▶ **Short exercise**:
Reproduce every line in the listing that contains the word "Unnamed".

Begin Given records

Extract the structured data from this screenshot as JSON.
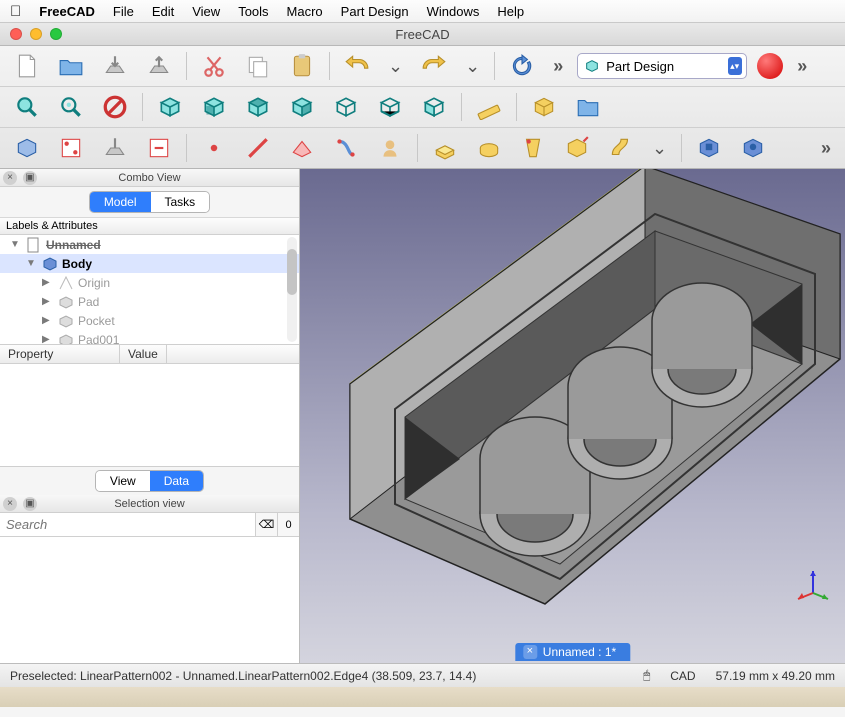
{
  "menu": {
    "items": [
      "FreeCAD",
      "File",
      "Edit",
      "View",
      "Tools",
      "Macro",
      "Part Design",
      "Windows",
      "Help"
    ]
  },
  "window": {
    "title": "FreeCAD"
  },
  "workbench": {
    "selected": "Part Design"
  },
  "combo": {
    "title": "Combo View",
    "tabs": {
      "model": "Model",
      "tasks": "Tasks",
      "active": "model"
    },
    "tree_header": "Labels & Attributes",
    "tree": [
      {
        "label": "Unnamed",
        "depth": 0,
        "expanded": true,
        "bold": true,
        "icon": "doc"
      },
      {
        "label": "Body",
        "depth": 1,
        "expanded": true,
        "bold": true,
        "selected": true,
        "icon": "body"
      },
      {
        "label": "Origin",
        "depth": 2,
        "dim": true,
        "icon": "origin"
      },
      {
        "label": "Pad",
        "depth": 2,
        "dim": true,
        "icon": "feat"
      },
      {
        "label": "Pocket",
        "depth": 2,
        "dim": true,
        "icon": "feat"
      },
      {
        "label": "Pad001",
        "depth": 2,
        "dim": true,
        "icon": "feat"
      }
    ],
    "property": {
      "col1": "Property",
      "col2": "Value"
    },
    "vd_tabs": {
      "view": "View",
      "data": "Data",
      "active": "data"
    }
  },
  "selection_view": {
    "title": "Selection view",
    "placeholder": "Search",
    "count": "0"
  },
  "document_tab": "Unnamed : 1*",
  "status": {
    "preselect": "Preselected: LinearPattern002 - Unnamed.LinearPattern002.Edge4 (38.509, 23.7, 14.4)",
    "mode": "CAD",
    "dims": "57.19 mm x 49.20 mm"
  },
  "colors": {
    "accent": "#2f7efc",
    "cube": "#8de3e0",
    "cube_stroke": "#0f7e7e"
  }
}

End Given records

▶ **Written answer**:
        "label": "Unnamed",
  "document_tab": "Unnamed : 1*",
    "preselect": "Preselected: LinearPattern002 - Unnamed.LinearPattern002.Edge4 (38.509, 23.7, 14.4)",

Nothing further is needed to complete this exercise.